__Questions to answer__.
1. Answer these questions from the text on adoption and mental health care:
(a) In the survey of more than 200 adoptive parents, about what percent said clinicians they saw provided adoption-competent care?
(b) How many children did the co-founder and her husband adopt from foster care?
(c) For how many years has C.A.S.E. been building and scaling models that work?
2. Please list every cost that the text on adoption and mental health care attributes to the child welfare "solution."

Text block section start

Recent reporting by The Imprint reveals that thousands of families across the United States are relinquishing custody of their children to access desperately needed mental health treatment.
It is a heartbreaking reality — and one that those of us working at the intersection of adoption and mental health have long understood. Adoptive parents are not making this choice because they want to; they are making it because they have run out of options. This is not a failure of families, but a failure of systems.
In testimony before Congress during a recent subcommittee appropriations hearing, I spoke about the root causes behind this crisis: a profound lack of access to adoption-competent mental health care; a workforce unprepared to meet the needs of children and families impacted by adoption, foster, and kinship care; and a fragmented system in which child welfare and mental health operate in silos. The Imprint’s reporting brings these failures into sharp focus, showing what happens when families cannot access the care their children need: Child welfare becomes the default entry point.
But this “solution” comes at a cost. It breaks up families, creates more trauma, puts parents in an adversarial role, and places children into systems not designed to meet complex mental health needs.
The Center for Adoption Support and Education’s research reinforces what The Imprint reported on. Children in adoptive, foster, and kinship families experience higher rates of trauma and mental health challenges, and their families seek services up to three times the rate of the general population. Yet in a recent survey of more than 200 adoptive parents, only about 21 percent said clinicians they saw provided adoption-competent care — meaning they were specifically trained to understand experiences of loss, grief, identity and trauma. This gap is where families fall through, where needs escalate, and where too many are pushed toward crisis decisions no family should have to make.
This is not a problem without a solution. At C.A.S.E., we have spent more than 25 years building and scaling models that work. Through initiatives like the Training for Adoption Competency (TAC) and the National Adoption Competency Mental Health Training Initiative (NTI), we have trained thousands of professionals nationwide to deliver evidence-based, adoption-competent care.
This work was born from the lived experience of our co-founder who, alongside her husband, adopted nine children from foster care over four decades. Their children carried the effects of profound trauma, loss, and disrupted attachments. As the symptoms of this early adversity surfaced through dangerous and harmful behaviors, the guidance they received from professionals was strikingly consistent: that their children were too damaged to remain in a family and should be returned to the foster care system. C.A.S.E. was founded in direct response to that reality — to ensure that no family is ever advised to return their children back into care.

Text block section end
Information shown section start

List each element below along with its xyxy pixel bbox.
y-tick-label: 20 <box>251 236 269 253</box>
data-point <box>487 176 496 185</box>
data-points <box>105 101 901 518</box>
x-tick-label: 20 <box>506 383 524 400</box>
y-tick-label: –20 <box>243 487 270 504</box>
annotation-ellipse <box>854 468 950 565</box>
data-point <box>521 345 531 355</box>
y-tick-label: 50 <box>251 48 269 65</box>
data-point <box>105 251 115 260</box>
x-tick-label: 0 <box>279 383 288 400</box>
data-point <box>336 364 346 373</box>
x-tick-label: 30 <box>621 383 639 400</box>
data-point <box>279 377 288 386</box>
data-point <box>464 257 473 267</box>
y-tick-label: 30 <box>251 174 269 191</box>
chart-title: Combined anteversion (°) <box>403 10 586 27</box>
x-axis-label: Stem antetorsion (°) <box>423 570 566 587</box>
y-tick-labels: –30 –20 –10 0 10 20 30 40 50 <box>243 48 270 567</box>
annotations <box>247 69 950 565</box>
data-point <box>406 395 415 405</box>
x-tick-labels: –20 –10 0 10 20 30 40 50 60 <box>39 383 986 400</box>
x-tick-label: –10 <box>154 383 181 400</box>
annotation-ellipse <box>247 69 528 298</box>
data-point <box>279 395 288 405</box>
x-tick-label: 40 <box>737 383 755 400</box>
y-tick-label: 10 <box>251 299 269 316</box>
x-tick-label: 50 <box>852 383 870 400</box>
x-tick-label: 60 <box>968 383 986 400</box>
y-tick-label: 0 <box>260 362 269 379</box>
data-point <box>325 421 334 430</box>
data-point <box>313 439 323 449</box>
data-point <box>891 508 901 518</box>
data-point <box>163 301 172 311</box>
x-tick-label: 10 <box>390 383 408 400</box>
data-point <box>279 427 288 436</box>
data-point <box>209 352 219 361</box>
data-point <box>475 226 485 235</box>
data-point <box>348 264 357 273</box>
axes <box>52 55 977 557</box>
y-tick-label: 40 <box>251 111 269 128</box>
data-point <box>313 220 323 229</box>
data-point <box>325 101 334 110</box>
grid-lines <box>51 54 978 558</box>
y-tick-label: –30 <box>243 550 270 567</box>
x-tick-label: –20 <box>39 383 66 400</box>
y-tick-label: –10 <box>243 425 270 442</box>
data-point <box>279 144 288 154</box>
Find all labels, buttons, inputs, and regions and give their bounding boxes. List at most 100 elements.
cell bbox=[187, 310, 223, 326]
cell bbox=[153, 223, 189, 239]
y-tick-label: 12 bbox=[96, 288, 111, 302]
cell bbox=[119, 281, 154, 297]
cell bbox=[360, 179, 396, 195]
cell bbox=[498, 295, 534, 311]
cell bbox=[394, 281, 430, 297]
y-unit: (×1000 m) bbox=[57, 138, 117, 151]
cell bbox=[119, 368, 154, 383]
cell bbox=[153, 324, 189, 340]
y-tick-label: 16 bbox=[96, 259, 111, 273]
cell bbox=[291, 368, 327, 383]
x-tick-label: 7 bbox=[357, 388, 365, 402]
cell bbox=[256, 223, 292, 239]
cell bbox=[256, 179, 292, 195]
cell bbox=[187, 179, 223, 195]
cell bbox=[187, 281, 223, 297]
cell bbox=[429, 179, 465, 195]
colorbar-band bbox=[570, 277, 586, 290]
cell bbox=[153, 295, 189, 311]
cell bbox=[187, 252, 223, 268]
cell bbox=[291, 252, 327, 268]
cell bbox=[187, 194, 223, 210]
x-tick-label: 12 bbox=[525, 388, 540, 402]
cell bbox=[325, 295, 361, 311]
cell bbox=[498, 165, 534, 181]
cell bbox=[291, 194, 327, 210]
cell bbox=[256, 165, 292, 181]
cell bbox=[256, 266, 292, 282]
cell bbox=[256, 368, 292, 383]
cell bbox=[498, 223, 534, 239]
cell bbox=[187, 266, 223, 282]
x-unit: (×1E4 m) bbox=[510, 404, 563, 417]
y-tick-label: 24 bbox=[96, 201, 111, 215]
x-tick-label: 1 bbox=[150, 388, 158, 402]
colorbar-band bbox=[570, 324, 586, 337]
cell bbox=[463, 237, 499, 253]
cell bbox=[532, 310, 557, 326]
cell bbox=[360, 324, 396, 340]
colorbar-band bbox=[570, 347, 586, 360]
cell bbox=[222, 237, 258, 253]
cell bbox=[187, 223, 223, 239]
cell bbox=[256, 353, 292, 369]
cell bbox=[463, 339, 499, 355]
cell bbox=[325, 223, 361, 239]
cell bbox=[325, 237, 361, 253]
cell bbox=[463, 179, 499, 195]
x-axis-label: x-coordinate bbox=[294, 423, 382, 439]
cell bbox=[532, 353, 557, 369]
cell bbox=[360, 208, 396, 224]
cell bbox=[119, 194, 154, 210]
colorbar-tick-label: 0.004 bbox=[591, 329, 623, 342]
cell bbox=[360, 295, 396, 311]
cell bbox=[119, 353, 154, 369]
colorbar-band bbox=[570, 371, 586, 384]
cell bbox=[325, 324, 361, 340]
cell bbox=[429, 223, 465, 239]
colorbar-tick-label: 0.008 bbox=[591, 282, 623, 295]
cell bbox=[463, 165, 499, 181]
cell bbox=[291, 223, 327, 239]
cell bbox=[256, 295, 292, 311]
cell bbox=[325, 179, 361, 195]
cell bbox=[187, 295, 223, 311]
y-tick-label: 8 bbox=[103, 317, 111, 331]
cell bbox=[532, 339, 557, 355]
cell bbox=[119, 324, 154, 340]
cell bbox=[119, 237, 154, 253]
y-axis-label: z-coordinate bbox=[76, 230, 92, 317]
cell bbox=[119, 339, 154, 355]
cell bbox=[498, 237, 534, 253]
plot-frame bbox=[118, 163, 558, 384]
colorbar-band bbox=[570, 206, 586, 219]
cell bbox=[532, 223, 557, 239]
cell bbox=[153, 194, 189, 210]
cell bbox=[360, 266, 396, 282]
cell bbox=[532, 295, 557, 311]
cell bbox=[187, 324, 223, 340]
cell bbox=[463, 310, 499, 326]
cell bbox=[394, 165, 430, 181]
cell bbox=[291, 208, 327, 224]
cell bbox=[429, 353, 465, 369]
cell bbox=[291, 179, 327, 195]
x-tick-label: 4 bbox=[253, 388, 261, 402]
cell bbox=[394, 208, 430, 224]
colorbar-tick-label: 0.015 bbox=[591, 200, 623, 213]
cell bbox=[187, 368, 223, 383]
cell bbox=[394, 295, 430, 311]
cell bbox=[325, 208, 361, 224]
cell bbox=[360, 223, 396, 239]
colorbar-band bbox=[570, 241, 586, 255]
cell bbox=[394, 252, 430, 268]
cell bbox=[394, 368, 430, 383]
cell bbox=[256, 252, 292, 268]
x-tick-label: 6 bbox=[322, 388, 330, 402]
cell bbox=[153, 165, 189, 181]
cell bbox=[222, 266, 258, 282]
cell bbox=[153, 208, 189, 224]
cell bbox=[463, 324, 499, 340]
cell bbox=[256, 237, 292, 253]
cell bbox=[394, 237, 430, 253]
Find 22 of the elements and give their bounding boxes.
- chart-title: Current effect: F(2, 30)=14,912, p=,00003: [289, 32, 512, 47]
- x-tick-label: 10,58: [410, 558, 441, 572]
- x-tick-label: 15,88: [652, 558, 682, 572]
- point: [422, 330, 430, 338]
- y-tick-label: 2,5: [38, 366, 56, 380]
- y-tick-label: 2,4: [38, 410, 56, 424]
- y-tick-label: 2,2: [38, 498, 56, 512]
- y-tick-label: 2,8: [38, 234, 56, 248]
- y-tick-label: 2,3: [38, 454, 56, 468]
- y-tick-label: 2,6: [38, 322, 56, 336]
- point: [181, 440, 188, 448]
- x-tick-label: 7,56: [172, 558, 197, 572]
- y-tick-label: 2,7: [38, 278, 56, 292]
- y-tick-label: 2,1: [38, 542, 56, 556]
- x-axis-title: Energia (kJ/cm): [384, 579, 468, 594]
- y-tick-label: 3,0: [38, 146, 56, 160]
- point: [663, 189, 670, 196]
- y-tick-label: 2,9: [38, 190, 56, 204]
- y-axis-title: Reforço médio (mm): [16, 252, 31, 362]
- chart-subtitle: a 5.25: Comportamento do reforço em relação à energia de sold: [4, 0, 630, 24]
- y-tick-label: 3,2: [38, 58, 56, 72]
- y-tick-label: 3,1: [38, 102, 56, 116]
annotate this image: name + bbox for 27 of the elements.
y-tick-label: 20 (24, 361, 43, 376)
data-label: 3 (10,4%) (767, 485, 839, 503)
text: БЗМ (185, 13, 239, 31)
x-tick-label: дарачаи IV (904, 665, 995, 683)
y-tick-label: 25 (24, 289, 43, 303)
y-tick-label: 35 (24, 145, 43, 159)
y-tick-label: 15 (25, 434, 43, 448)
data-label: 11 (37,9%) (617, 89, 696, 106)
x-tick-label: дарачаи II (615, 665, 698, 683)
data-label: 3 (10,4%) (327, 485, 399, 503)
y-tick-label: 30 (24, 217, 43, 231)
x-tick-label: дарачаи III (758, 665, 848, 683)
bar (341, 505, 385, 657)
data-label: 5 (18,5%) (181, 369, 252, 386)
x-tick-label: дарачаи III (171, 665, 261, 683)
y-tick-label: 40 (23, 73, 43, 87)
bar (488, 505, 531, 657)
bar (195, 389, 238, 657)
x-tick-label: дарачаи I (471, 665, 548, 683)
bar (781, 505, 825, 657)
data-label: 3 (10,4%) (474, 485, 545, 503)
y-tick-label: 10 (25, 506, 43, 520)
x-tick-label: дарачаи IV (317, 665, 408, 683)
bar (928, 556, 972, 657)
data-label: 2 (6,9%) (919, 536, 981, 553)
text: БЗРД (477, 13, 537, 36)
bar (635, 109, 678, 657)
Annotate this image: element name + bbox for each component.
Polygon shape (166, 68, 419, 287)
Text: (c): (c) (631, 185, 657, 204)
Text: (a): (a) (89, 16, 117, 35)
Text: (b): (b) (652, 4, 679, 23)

Information shown section end

__Per-task outputs__.
1.
(a) About 21 percent.
(b) Nine children, over four decades.
(c) More than 25 years.

2.
- It breaks up families.
- It creates more trauma.
- It puts parents in an adversarial role.
- It places children into systems not designed to meet complex mental health needs.